**What you are asked to do**
Give the listing again character for character, but drop the images.

**Dataset**
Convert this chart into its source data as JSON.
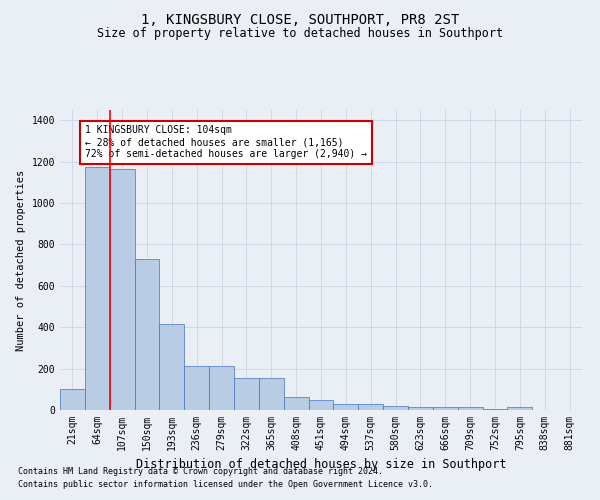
{
  "title": "1, KINGSBURY CLOSE, SOUTHPORT, PR8 2ST",
  "subtitle": "Size of property relative to detached houses in Southport",
  "xlabel": "Distribution of detached houses by size in Southport",
  "ylabel": "Number of detached properties",
  "footnote1": "Contains HM Land Registry data © Crown copyright and database right 2024.",
  "footnote2": "Contains public sector information licensed under the Open Government Licence v3.0.",
  "categories": [
    "21sqm",
    "64sqm",
    "107sqm",
    "150sqm",
    "193sqm",
    "236sqm",
    "279sqm",
    "322sqm",
    "365sqm",
    "408sqm",
    "451sqm",
    "494sqm",
    "537sqm",
    "580sqm",
    "623sqm",
    "666sqm",
    "709sqm",
    "752sqm",
    "795sqm",
    "838sqm",
    "881sqm"
  ],
  "values": [
    100,
    1175,
    1165,
    730,
    415,
    215,
    215,
    155,
    155,
    65,
    50,
    30,
    30,
    20,
    15,
    15,
    15,
    5,
    15,
    0,
    0
  ],
  "bar_color": "#b8cce4",
  "bar_edge_color": "#4472c4",
  "grid_color": "#d0d8e8",
  "background_color": "#eaeef5",
  "red_line_bar_index": 2,
  "annotation_text": "1 KINGSBURY CLOSE: 104sqm\n← 28% of detached houses are smaller (1,165)\n72% of semi-detached houses are larger (2,940) →",
  "annotation_box_color": "#ffffff",
  "annotation_box_edge_color": "#cc0000",
  "ylim": [
    0,
    1450
  ],
  "yticks": [
    0,
    200,
    400,
    600,
    800,
    1000,
    1200,
    1400
  ],
  "title_fontsize": 10,
  "subtitle_fontsize": 8.5,
  "xlabel_fontsize": 8.5,
  "ylabel_fontsize": 7.5,
  "tick_fontsize": 7,
  "annotation_fontsize": 7,
  "footnote_fontsize": 6
}
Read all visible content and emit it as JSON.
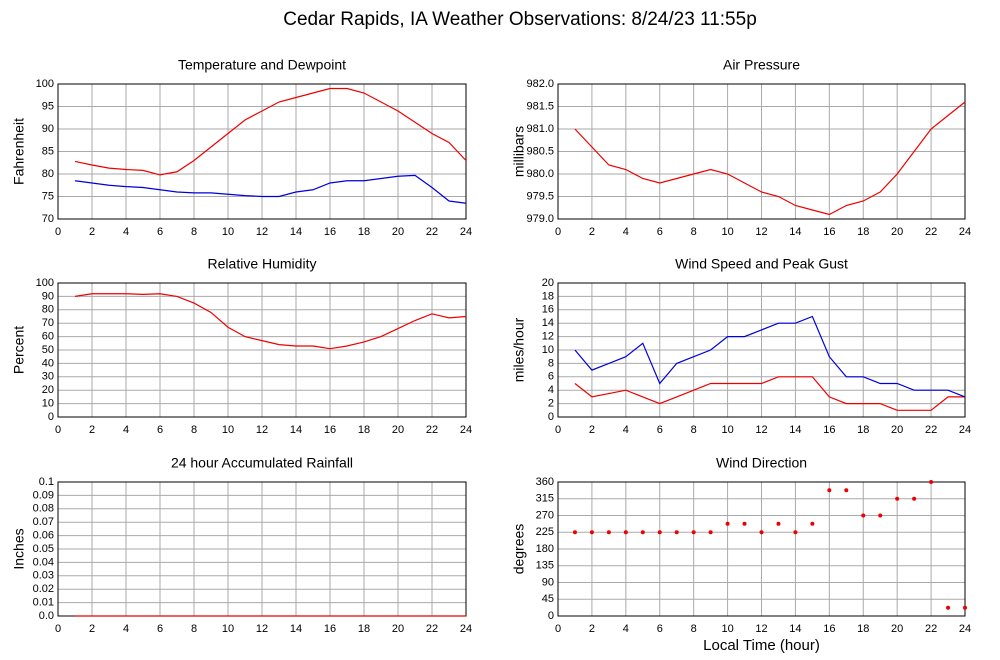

**Written response**
Convert this chart into its source data as JSON.
{
  "title": "1, KINGSBURY CLOSE, SOUTHPORT, PR8 2ST",
  "subtitle": "Size of property relative to detached houses in Southport",
  "xlabel": "Distribution of detached houses by size in Southport",
  "ylabel": "Number of detached properties",
  "footnote1": "Contains HM Land Registry data © Crown copyright and database right 2024.",
  "footnote2": "Contains public sector information licensed under the Open Government Licence v3.0.",
  "categories": [
    "21sqm",
    "64sqm",
    "107sqm",
    "150sqm",
    "193sqm",
    "236sqm",
    "279sqm",
    "322sqm",
    "365sqm",
    "408sqm",
    "451sqm",
    "494sqm",
    "537sqm",
    "580sqm",
    "623sqm",
    "666sqm",
    "709sqm",
    "752sqm",
    "795sqm",
    "838sqm",
    "881sqm"
  ],
  "values": [
    100,
    1175,
    1165,
    730,
    415,
    215,
    215,
    155,
    155,
    65,
    50,
    30,
    30,
    20,
    15,
    15,
    15,
    5,
    15,
    0,
    0
  ],
  "bar_color": "#b8cce4",
  "bar_edge_color": "#4472c4",
  "grid_color": "#d0d8e8",
  "background_color": "#eaeef5",
  "red_line_bar_index": 2,
  "annotation_text": "1 KINGSBURY CLOSE: 104sqm\n← 28% of detached houses are smaller (1,165)\n72% of semi-detached houses are larger (2,940) →",
  "annotation_box_color": "#ffffff",
  "annotation_box_edge_color": "#cc0000",
  "ylim": [
    0,
    1450
  ],
  "yticks": [
    0,
    200,
    400,
    600,
    800,
    1000,
    1200,
    1400
  ],
  "title_fontsize": 10,
  "subtitle_fontsize": 8.5,
  "xlabel_fontsize": 8.5,
  "ylabel_fontsize": 7.5,
  "tick_fontsize": 7,
  "annotation_fontsize": 7,
  "footnote_fontsize": 6
}
Read all visible content and emit it as JSON.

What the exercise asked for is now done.